→ **Instructions to follow**: Repeat the lines starting at the first one and ending at the line that contains "- document-title: [91, 86, 691, 158]", including both ends.

[Dataset excerpt]
--

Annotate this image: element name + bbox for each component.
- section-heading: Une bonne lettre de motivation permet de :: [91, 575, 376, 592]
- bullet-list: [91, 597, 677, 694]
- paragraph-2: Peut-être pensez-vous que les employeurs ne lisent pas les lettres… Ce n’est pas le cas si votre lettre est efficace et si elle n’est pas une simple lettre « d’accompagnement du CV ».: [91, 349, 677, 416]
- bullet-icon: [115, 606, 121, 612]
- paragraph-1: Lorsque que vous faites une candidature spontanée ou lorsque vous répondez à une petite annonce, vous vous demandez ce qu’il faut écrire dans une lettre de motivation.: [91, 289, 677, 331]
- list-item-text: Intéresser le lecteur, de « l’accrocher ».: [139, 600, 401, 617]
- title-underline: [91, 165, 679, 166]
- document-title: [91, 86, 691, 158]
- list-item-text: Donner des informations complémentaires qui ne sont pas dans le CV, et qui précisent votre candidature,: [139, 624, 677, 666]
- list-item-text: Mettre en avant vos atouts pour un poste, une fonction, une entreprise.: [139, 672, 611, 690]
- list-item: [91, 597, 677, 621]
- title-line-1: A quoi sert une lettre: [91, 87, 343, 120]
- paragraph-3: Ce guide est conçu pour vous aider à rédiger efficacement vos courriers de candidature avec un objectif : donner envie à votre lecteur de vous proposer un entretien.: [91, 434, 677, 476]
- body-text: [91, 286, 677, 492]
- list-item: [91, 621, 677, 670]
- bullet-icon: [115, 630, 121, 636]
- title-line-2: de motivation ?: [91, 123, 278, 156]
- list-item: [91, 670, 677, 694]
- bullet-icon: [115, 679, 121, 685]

--

→ **Answer below**:
Annotate this image: element name + bbox for each component.
- section-heading: Une bonne lettre de motivation permet de :: [91, 575, 376, 592]
- bullet-list: [91, 597, 677, 694]
- paragraph-2: Peut-être pensez-vous que les employeurs ne lisent pas les lettres… Ce n’est pas le cas si votre lettre est efficace et si elle n’est pas une simple lettre « d’accompagnement du CV ».: [91, 349, 677, 416]
- bullet-icon: [115, 606, 121, 612]
- paragraph-1: Lorsque que vous faites une candidature spontanée ou lorsque vous répondez à une petite annonce, vous vous demandez ce qu’il faut écrire dans une lettre de motivation.: [91, 289, 677, 331]
- list-item-text: Intéresser le lecteur, de « l’accrocher ».: [139, 600, 401, 617]
- title-underline: [91, 165, 679, 166]
- document-title: [91, 86, 691, 158]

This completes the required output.